### TASK REQUIREMENTS
Gather up the lines that contain "Начертите".

### THE INPUT
__________________________________________________
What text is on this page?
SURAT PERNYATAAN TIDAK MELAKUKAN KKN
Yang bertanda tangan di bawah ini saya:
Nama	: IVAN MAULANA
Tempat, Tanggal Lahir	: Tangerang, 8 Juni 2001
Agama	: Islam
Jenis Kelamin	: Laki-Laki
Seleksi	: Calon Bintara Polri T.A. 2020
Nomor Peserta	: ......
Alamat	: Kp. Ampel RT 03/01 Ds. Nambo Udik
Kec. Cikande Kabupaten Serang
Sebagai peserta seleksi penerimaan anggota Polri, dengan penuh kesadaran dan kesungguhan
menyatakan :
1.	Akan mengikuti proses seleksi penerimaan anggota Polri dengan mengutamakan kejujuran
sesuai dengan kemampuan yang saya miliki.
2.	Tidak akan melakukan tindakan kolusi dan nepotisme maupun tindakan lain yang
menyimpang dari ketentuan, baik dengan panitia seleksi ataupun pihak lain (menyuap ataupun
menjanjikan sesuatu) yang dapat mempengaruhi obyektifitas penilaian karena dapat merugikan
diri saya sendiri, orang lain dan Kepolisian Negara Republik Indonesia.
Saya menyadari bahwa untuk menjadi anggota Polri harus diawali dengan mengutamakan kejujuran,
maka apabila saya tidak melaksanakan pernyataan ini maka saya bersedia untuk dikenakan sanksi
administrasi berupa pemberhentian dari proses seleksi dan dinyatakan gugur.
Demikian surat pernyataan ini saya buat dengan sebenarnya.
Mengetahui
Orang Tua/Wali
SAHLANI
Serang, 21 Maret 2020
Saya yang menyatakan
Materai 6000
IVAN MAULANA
__________________________________________________
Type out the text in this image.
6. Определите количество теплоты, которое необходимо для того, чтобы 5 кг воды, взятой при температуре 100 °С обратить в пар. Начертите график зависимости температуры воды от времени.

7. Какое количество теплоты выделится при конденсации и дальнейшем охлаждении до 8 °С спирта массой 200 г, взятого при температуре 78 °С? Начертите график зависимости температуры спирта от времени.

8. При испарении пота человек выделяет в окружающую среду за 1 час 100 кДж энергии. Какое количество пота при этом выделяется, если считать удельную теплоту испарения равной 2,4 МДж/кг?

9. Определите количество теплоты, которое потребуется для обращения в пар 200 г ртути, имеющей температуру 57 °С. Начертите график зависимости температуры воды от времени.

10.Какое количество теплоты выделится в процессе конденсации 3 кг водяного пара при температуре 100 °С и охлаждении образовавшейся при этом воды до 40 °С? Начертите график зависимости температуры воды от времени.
__________________________________________________
### EXERCISE RESPONSE
6. Определите количество теплоты, которое необходимо для того, чтобы 5 кг воды, взятой при температуре 100 °С обратить в пар. Начертите график зависимости температуры воды от времени.
7. Какое количество теплоты выделится при конденсации и дальнейшем охлаждении до 8 °С спирта массой 200 г, взятого при температуре 78 °С? Начертите график зависимости температуры спирта от времени.
9. Определите количество теплоты, которое потребуется для обращения в пар 200 г ртути, имеющей температуру 57 °С. Начертите график зависимости температуры воды от времени.
10.Какое количество теплоты выделится в процессе конденсации 3 кг водяного пара при температуре 100 °С и охлаждении образовавшейся при этом воды до 40 °С? Начертите график зависимости температуры воды от времени.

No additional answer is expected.